**Belge**
====
Algılamalar farklılaşıyor
Belirsizlik ve kırılganlık algılamasının arttığı, riskten kaçınma eğiliminin güçlendiği enflasyonist endişelerin yerini deflasyonist olanlara bırakmaya başladığı bir haftayı geride bıraktık. Küresel düzeyde emtia ve sermaye piyasaları geriledi, doların ise diğer paralara karşı kayıplarını kısmen geri aldığı gözlendi. Başta Yunanistan'ın durumu olmak üzere euro bölgesine ilişkin sorunlar küresel gündemin üst sıralarına tırmanırken, gelişmekte olan ülkelerde yaşanan parasal sıkılaşma haberleri görece önemsiz kaldı. Ülkemizde ise mart ayı cari açık rakamı hâlâ pembe tablo çizmeye çalışanları bile sarstı!.. Küresel düzeyde risten kaçınma eğilimi artar ve sermaye hareketleri daralma eğilimine girerken, Türkiye'de dış açık ve dış finansman ihtiyacının büyümesi bu yılın ikinci yarısına ilişkin beklentileri hatırı sayılır ölçüde farklılaştırdı.
Bu yılın ilk üç üç aylık cari açık rakamının 22 milyar dolar seviyesini aşması, kredi genişlemesi konusundaki tartışmalarda bankacılık sektörünün ofsat pozisyonda olduğunu tescil etti. Türkiye ekonomisine ilişkin tüm göstergelerde belirsizliğin öngörülenden çok daha yüksek olduğunu açığa çıkardı. Finansa edebildiğimiz sürece cari açık sorun yaratmaz söyleminin yaratıcısı olan banka lobisi, önceliklerin ve devamında her şeyin değişeceğini kabullenmek zorunda kalacak gibi görünüyor; fakat sekiz yıldır uyguladığı bu tabloyu yaratan stratejisini nasıl değiştireceğini, değişmiin sonuçlarına nasıl katlanacağını bilemiyor... Evet krediler bir şekilde kısılacak, devamında ise iç talep daralacak, büyüme ivme kaybeder iken işsizlik yeniden artacak, sorunlu krediler oransal olarak yükselir iken menkul ve gayrimenkul şeklindeki varlıklar değer kaybedecek, bütçe açığı ve kamu finansman ihtiyacı yükselecek; zaten sorunlu ve kırılgan olan sosyal dengeleri ve istikrarı korumak çok zorlaşacak... Bunların hiçbirinin bir daha olmayacağı varsayımına dayanan banka stratejileri ve yalnız söz konusu sektörün değil, tüm ekonominin kabusu olacak. Tüm çılgın projeler raflara kaldırılmak durumunda olacak...
====
**Verilen Veriler**
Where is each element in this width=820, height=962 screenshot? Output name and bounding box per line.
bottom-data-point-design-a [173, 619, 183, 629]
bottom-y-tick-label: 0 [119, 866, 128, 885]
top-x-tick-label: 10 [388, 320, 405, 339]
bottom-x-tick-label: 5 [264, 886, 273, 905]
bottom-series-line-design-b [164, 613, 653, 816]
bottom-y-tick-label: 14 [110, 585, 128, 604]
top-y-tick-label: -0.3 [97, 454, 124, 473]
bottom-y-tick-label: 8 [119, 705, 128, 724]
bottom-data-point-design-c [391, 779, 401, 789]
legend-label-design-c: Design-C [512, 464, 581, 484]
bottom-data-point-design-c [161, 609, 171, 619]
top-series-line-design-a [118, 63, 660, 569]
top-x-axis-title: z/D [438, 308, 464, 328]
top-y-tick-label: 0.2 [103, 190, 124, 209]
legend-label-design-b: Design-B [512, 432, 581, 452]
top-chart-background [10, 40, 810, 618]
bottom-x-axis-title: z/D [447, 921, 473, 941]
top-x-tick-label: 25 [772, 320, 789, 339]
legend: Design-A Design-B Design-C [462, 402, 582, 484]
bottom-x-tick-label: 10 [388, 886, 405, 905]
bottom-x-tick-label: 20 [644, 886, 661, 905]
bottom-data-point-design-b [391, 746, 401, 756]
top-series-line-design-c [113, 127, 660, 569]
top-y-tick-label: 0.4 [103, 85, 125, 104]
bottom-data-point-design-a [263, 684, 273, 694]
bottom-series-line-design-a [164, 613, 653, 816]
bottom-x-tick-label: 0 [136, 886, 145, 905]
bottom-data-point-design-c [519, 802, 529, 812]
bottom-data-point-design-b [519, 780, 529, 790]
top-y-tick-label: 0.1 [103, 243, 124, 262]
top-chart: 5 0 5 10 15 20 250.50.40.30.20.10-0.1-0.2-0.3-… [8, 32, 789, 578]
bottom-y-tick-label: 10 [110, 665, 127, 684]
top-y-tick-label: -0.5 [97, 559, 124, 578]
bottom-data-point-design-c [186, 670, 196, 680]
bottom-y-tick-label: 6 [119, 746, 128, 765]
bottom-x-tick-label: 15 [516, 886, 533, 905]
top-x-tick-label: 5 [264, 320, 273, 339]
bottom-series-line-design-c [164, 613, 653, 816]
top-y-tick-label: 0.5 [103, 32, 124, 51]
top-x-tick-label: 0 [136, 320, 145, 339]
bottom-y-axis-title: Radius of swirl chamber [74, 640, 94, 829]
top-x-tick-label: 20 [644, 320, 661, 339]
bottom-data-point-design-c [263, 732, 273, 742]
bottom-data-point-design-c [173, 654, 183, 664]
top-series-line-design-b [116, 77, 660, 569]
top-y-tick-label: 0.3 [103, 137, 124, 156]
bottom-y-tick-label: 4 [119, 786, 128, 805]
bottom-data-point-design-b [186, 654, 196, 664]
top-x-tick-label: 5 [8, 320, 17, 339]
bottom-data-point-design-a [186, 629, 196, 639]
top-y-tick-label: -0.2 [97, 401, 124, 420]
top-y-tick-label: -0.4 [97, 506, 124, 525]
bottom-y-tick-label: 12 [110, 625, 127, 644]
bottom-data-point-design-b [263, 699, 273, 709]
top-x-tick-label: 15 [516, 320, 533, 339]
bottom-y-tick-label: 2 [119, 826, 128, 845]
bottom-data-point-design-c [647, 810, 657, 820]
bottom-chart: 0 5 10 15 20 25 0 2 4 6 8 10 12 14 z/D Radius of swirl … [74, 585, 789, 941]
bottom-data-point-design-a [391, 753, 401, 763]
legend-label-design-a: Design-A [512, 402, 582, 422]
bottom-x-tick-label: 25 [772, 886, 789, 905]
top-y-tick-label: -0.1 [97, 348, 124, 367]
====
**Yapılacak İş**
Belgeye göre geride bırakılan haftada küresel düzeyde hangi piyasalar geriledi?

**Sonuç**
Emtia ve sermaye piyasaları geriledi.